Directive: Identify all lines below that hold "Schools" and collect them.

======

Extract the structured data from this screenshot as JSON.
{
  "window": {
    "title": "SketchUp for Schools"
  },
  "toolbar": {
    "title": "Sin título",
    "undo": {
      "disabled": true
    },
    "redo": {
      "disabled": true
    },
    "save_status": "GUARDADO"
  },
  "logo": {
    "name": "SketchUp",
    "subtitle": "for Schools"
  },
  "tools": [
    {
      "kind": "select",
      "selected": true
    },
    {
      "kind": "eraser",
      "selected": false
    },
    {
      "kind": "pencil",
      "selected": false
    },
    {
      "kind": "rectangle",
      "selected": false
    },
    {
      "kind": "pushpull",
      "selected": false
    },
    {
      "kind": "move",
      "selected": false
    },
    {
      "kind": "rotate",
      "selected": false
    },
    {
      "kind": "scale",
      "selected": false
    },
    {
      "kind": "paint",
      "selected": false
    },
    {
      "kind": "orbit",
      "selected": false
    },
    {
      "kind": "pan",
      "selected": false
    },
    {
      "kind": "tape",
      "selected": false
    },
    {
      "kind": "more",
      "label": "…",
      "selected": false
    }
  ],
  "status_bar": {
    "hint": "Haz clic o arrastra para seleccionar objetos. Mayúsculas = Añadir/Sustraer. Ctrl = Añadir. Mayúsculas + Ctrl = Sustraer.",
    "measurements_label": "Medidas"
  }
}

======

Worked solution:
    "title": "SketchUp for Schools"
    "subtitle": "for Schools"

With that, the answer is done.